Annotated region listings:
# # #
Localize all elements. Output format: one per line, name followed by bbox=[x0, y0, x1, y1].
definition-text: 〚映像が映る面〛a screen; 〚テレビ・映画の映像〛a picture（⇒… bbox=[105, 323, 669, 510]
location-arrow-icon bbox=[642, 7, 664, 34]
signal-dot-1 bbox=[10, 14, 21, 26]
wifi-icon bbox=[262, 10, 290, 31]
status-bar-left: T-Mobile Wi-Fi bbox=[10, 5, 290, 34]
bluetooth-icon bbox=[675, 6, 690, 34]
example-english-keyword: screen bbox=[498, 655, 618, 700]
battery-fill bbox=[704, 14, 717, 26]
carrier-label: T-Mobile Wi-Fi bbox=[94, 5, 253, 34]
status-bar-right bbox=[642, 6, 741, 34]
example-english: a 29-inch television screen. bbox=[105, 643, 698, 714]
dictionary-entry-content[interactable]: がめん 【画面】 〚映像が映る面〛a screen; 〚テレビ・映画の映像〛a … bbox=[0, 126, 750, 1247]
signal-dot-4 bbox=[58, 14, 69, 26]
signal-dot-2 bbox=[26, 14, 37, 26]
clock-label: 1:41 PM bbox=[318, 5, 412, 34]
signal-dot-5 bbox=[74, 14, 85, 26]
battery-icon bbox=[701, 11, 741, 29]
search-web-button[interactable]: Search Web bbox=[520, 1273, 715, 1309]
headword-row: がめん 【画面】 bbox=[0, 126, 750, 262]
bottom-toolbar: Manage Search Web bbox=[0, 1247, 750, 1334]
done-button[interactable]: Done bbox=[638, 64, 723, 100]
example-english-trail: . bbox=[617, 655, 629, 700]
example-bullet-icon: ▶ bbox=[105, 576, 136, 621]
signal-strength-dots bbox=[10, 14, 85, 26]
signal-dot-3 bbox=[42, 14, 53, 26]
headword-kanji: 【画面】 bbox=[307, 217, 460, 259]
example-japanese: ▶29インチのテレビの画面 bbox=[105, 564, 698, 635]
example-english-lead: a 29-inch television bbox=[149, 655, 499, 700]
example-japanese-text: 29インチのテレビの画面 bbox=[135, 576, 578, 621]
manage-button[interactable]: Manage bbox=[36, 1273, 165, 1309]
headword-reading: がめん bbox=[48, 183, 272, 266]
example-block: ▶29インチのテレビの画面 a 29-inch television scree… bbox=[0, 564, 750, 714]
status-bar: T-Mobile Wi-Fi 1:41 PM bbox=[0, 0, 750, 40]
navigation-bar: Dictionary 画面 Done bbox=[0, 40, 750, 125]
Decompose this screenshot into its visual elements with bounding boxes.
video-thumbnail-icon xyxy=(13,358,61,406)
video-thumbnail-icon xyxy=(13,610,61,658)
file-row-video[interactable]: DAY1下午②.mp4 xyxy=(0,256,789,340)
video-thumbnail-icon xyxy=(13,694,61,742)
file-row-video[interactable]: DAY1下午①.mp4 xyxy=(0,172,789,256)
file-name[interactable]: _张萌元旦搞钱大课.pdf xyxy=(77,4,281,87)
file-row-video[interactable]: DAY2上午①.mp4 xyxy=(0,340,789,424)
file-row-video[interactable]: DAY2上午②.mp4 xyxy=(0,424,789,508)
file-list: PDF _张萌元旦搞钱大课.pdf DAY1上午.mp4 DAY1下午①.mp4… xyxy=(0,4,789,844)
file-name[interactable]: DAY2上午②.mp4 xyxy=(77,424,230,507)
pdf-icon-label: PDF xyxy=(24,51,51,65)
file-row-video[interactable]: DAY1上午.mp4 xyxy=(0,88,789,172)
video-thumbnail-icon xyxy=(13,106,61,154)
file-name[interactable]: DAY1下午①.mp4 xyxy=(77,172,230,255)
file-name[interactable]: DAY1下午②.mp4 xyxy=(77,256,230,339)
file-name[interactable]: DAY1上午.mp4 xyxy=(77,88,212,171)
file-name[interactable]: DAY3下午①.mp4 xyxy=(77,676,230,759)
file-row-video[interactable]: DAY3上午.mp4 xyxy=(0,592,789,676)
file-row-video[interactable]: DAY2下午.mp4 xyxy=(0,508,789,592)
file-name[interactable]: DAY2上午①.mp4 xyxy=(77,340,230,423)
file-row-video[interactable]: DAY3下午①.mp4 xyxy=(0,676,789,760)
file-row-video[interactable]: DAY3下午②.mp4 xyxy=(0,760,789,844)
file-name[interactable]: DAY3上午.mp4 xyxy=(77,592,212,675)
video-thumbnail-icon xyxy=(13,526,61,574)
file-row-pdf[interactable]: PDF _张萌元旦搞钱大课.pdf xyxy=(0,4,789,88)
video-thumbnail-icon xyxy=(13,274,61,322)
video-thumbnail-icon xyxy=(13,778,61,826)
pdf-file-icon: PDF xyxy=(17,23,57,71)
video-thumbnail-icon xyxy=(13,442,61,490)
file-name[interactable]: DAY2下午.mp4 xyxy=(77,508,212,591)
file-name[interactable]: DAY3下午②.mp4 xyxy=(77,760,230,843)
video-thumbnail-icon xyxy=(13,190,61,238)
# # #
Task goal
Output every line of the material above as a Markdown table with two columns, Row and Line. Put a running row number in Row and the line itself in Line, and leave out any blank lines.

Written solution
| Row | Line |
|---|---|
| 1 | Localize all elements. Output format: one per line, name followed by bbox=[x0, y0, x1, y1]. |
| 2 | definition-text: 〚映像が映る面〛a screen; 〚テレビ・映画の映像〛a picture（⇒… bbox=[105, 323, 669, 510] |
| 3 | location-arrow-icon bbox=[642, 7, 664, 34] |
| 4 | signal-dot-1 bbox=[10, 14, 21, 26] |
| 5 | wifi-icon bbox=[262, 10, 290, 31] |
| 6 | status-bar-left: T-Mobile Wi-Fi bbox=[10, 5, 290, 34] |
| 7 | bluetooth-icon bbox=[675, 6, 690, 34] |
| 8 | example-english-keyword: screen bbox=[498, 655, 618, 700] |
| 9 | battery-fill bbox=[704, 14, 717, 26] |
| 10 | carrier-label: T-Mobile Wi-Fi bbox=[94, 5, 253, 34] |
| 11 | status-bar-right bbox=[642, 6, 741, 34] |
| 12 | example-english: a 29-inch television screen. bbox=[105, 643, 698, 714] |
| 13 | dictionary-entry-content[interactable]: がめん 【画面】 〚映像が映る面〛a screen; 〚テレビ・映画の映像〛a … bbox=[0, 126, 750, 1247] |
| 14 | signal-dot-4 bbox=[58, 14, 69, 26] |
| 15 | signal-dot-2 bbox=[26, 14, 37, 26] |
| 16 | clock-label: 1:41 PM bbox=[318, 5, 412, 34] |
| 17 | signal-dot-5 bbox=[74, 14, 85, 26] |
| 18 | battery-icon bbox=[701, 11, 741, 29] |
| 19 | search-web-button[interactable]: Search Web bbox=[520, 1273, 715, 1309] |
| 20 | headword-row: がめん 【画面】 bbox=[0, 126, 750, 262] |
| 21 | bottom-toolbar: Manage Search Web bbox=[0, 1247, 750, 1334] |
| 22 | done-button[interactable]: Done bbox=[638, 64, 723, 100] |
| 23 | example-english-trail: . bbox=[617, 655, 629, 700] |
| 24 | example-bullet-icon: ▶ bbox=[105, 576, 136, 621] |
| 25 | signal-strength-dots bbox=[10, 14, 85, 26] |
| 26 | signal-dot-3 bbox=[42, 14, 53, 26] |
| 27 | headword-kanji: 【画面】 bbox=[307, 217, 460, 259] |
| 28 | example-japanese: ▶29インチのテレビの画面 bbox=[105, 564, 698, 635] |
| 29 | example-english-lead: a 29-inch television bbox=[149, 655, 499, 700] |
| 30 | example-japanese-text: 29インチのテレビの画面 bbox=[135, 576, 578, 621] |
| 31 | manage-button[interactable]: Manage bbox=[36, 1273, 165, 1309] |
| 32 | headword-reading: がめん bbox=[48, 183, 272, 266] |
| 33 | example-block: ▶29インチのテレビの画面 a 29-inch television scree… bbox=[0, 564, 750, 714] |
| 34 | status-bar: T-Mobile Wi-Fi 1:41 PM bbox=[0, 0, 750, 40] |
| 35 | navigation-bar: Dictionary 画面 Done bbox=[0, 40, 750, 125] |
| 36 | Decompose this screenshot into its visual elements with bounding boxes. |
| 37 | video-thumbnail-icon xyxy=(13,358,61,406) |
| 38 | video-thumbnail-icon xyxy=(13,610,61,658) |
| 39 | file-row-video[interactable]: DAY1下午②.mp4 xyxy=(0,256,789,340) |
| 40 | video-thumbnail-icon xyxy=(13,694,61,742) |
| 41 | file-row-video[interactable]: DAY1下午①.mp4 xyxy=(0,172,789,256) |
| 42 | file-name[interactable]: _张萌元旦搞钱大课.pdf xyxy=(77,4,281,87) |
| 43 | file-row-video[interactable]: DAY2上午①.mp4 xyxy=(0,340,789,424) |
| 44 | file-row-video[interactable]: DAY2上午②.mp4 xyxy=(0,424,789,508) |
| 45 | file-list: PDF _张萌元旦搞钱大课.pdf DAY1上午.mp4 DAY1下午①.mp4… xyxy=(0,4,789,844) |
| 46 | file-name[interactable]: DAY2上午②.mp4 xyxy=(77,424,230,507) |
| 47 | pdf-icon-label: PDF xyxy=(24,51,51,65) |
| 48 | file-row-video[interactable]: DAY1上午.mp4 xyxy=(0,88,789,172) |
| 49 | video-thumbnail-icon xyxy=(13,106,61,154) |
| 50 | file-name[interactable]: DAY1下午①.mp4 xyxy=(77,172,230,255) |
| 51 | file-name[interactable]: DAY1下午②.mp4 xyxy=(77,256,230,339) |
| 52 | file-name[interactable]: DAY1上午.mp4 xyxy=(77,88,212,171) |
| 53 | file-name[interactable]: DAY3下午①.mp4 xyxy=(77,676,230,759) |
| 54 | file-row-video[interactable]: DAY3上午.mp4 xyxy=(0,592,789,676) |
| 55 | file-row-video[interactable]: DAY2下午.mp4 xyxy=(0,508,789,592) |
| 56 | file-name[interactable]: DAY2上午①.mp4 xyxy=(77,340,230,423) |
| 57 | file-row-video[interactable]: DAY3下午①.mp4 xyxy=(0,676,789,760) |
| 58 | file-row-video[interactable]: DAY3下午②.mp4 xyxy=(0,760,789,844) |
| 59 | file-name[interactable]: DAY3上午.mp4 xyxy=(77,592,212,675) |
| 60 | video-thumbnail-icon xyxy=(13,526,61,574) |
| 61 | file-row-pdf[interactable]: PDF _张萌元旦搞钱大课.pdf xyxy=(0,4,789,88) |
| 62 | video-thumbnail-icon xyxy=(13,274,61,322) |
| 63 | video-thumbnail-icon xyxy=(13,778,61,826) |
| 64 | pdf-file-icon: PDF xyxy=(17,23,57,71) |
| 65 | video-thumbnail-icon xyxy=(13,442,61,490) |
| 66 | file-name[interactable]: DAY2下午.mp4 xyxy=(77,508,212,591) |
| 67 | file-name[interactable]: DAY3下午②.mp4 xyxy=(77,760,230,843) |
| 68 | video-thumbnail-icon xyxy=(13,190,61,238) |